◆ Written problem
Looking at the data below, count the lines that contain the string "parents". Write only the total.

◆ Saved entries
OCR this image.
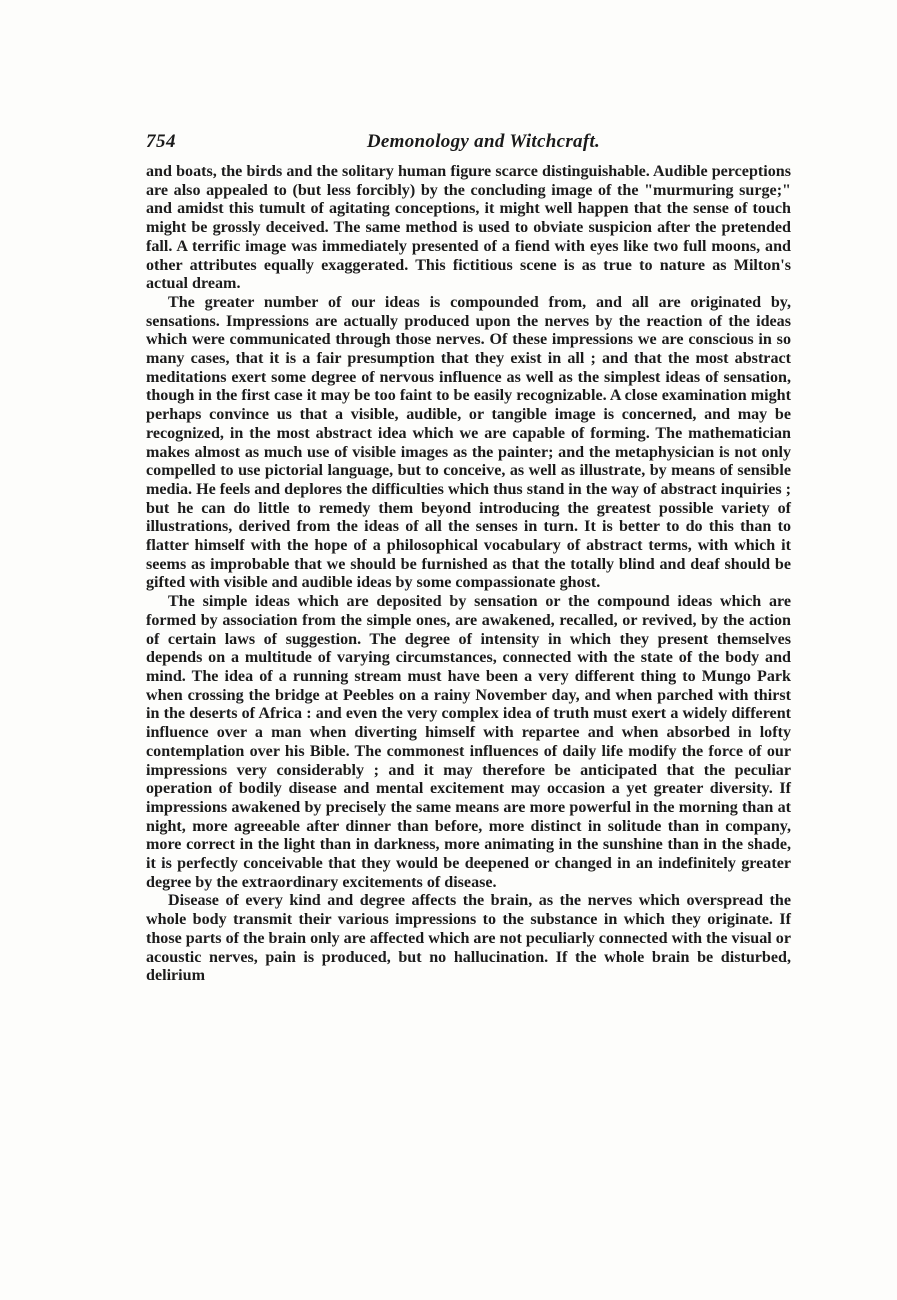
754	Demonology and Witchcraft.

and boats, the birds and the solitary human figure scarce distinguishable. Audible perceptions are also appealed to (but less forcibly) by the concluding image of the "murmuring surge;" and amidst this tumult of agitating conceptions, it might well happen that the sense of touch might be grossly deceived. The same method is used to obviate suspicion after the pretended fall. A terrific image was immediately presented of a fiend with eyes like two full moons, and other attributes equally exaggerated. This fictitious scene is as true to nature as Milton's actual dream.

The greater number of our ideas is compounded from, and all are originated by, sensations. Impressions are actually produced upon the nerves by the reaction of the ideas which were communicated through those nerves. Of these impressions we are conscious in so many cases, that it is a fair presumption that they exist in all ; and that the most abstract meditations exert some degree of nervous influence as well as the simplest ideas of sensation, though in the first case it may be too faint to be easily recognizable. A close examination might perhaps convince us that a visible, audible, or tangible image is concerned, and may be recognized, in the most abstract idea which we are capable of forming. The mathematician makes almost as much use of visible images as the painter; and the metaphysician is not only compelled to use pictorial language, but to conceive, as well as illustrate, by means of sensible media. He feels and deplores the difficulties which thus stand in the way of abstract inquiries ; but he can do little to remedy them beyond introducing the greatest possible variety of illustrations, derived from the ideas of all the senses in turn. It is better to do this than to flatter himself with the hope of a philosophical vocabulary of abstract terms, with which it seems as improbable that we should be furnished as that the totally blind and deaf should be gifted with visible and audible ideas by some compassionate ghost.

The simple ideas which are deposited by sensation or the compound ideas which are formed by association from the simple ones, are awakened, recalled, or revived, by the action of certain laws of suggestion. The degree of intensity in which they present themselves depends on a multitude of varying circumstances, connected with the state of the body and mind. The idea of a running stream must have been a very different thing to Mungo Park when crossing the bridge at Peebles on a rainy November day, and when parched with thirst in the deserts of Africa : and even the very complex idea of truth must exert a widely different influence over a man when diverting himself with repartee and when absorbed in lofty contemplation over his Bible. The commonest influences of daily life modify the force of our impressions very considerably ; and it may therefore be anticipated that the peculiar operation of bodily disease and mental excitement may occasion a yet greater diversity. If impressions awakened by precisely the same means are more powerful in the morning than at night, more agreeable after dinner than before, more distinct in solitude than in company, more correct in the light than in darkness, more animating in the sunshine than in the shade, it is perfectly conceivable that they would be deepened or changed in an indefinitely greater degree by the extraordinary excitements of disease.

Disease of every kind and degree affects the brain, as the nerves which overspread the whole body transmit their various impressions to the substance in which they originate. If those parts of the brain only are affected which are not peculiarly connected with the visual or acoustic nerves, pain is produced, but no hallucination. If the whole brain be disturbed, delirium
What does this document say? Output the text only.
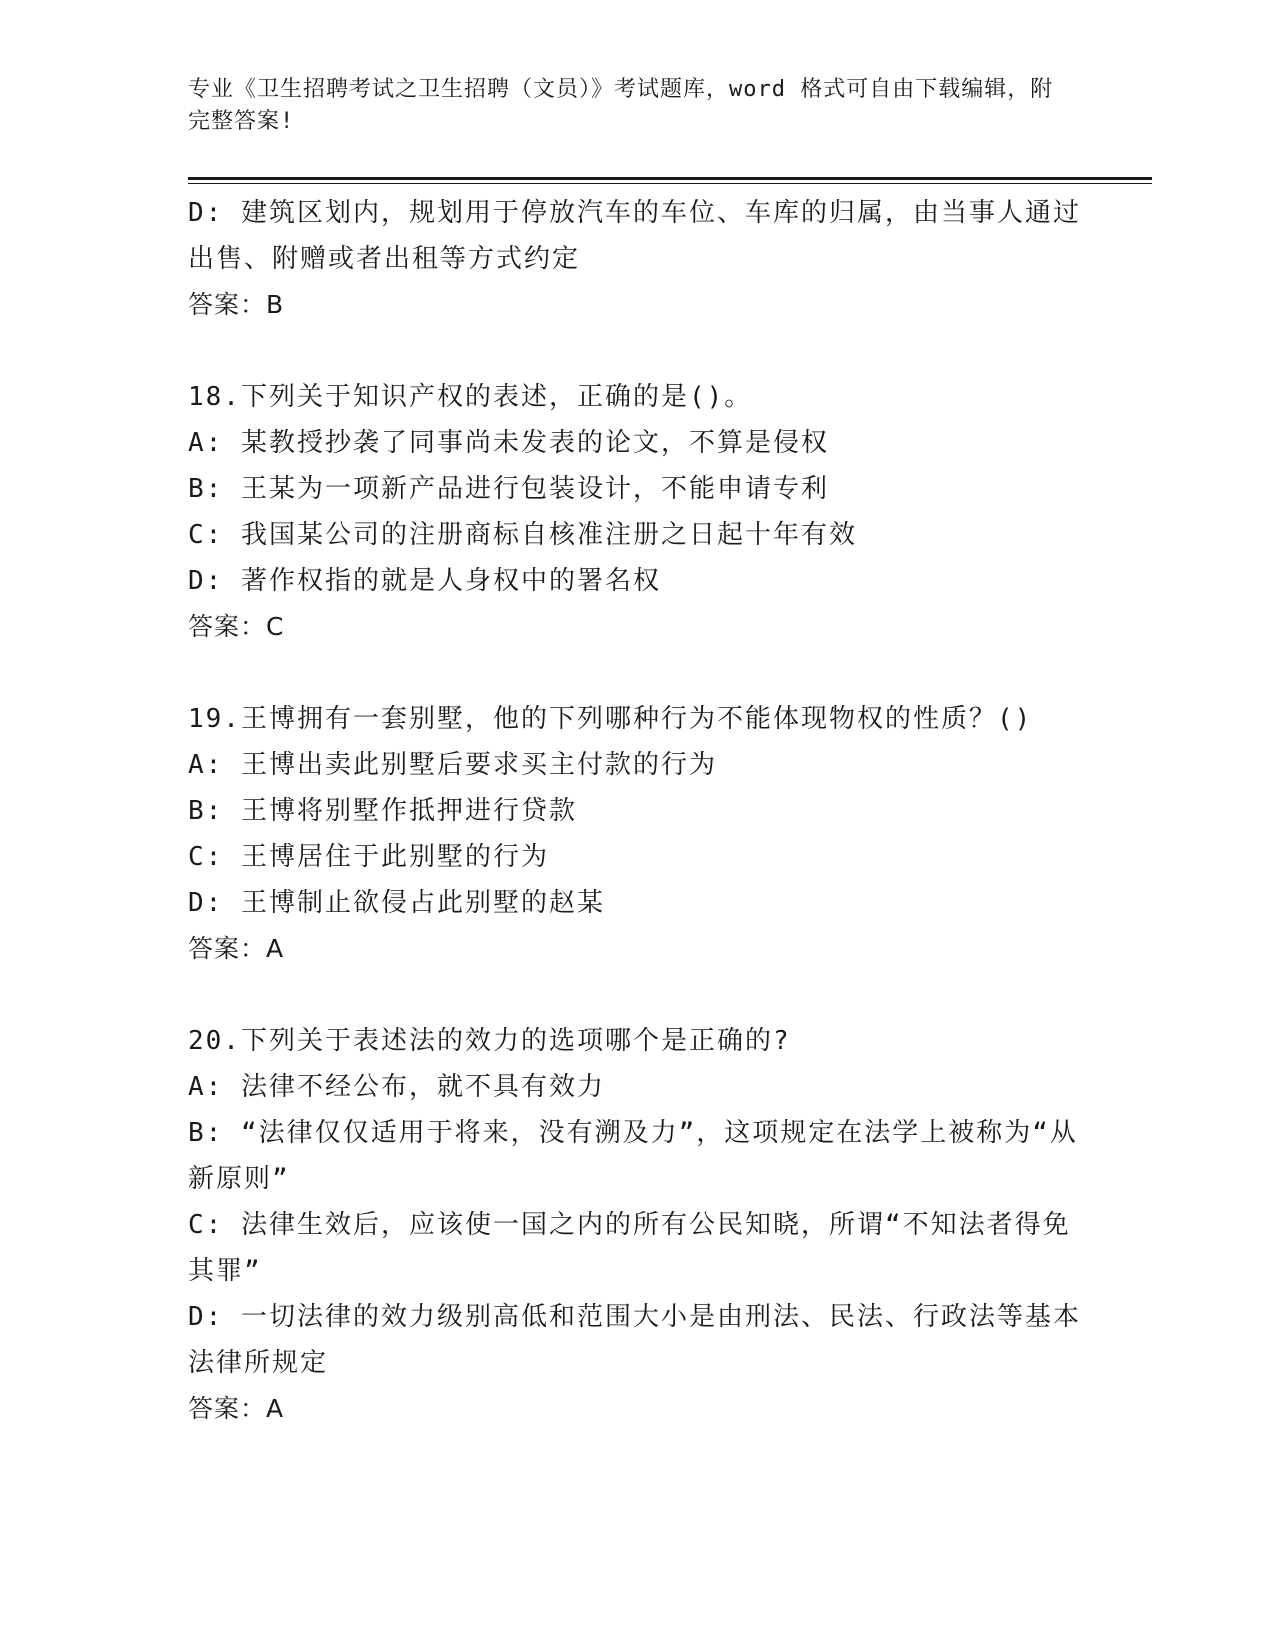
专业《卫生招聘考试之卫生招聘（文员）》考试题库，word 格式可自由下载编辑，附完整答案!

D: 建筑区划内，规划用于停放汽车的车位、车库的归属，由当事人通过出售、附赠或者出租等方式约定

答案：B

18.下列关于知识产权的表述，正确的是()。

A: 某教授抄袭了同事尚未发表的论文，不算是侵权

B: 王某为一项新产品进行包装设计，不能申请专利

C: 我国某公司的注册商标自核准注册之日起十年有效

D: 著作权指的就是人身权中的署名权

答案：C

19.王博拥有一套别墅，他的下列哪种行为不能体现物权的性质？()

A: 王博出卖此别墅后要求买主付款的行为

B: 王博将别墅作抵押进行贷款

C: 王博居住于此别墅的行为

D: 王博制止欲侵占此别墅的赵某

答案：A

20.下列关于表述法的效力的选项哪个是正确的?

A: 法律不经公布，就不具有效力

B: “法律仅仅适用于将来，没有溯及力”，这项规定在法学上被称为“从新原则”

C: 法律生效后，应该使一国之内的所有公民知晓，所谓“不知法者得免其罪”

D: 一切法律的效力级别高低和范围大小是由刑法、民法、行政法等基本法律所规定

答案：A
...
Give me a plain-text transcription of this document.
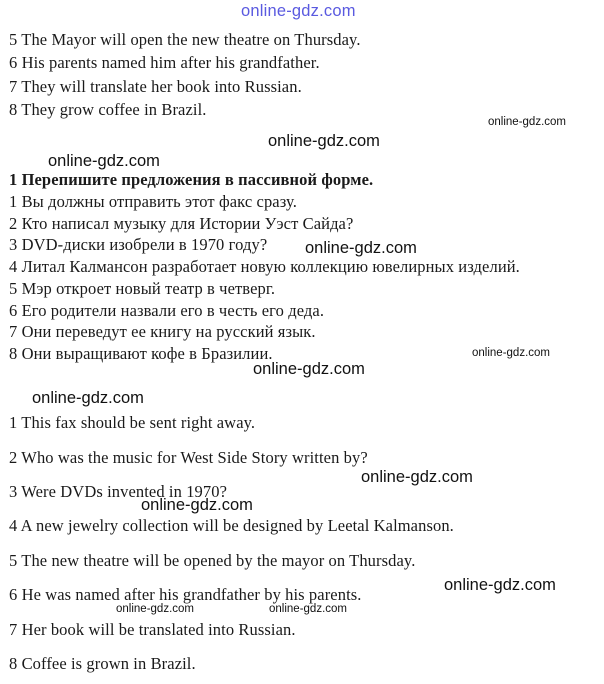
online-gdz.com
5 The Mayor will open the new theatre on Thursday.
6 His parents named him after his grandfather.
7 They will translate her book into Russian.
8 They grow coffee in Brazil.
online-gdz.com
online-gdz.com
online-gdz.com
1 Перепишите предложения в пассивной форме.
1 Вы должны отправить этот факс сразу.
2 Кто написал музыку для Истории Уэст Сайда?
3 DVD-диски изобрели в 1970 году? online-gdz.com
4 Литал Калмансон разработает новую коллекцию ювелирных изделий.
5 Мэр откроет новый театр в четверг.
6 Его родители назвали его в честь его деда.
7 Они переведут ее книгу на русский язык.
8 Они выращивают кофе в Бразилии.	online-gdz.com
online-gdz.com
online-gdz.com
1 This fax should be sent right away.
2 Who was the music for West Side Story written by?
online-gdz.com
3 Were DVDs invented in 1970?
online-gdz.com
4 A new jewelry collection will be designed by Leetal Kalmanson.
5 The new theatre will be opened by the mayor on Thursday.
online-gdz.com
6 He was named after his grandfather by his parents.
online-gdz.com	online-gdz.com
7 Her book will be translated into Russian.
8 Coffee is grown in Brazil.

◆ Exercise output
2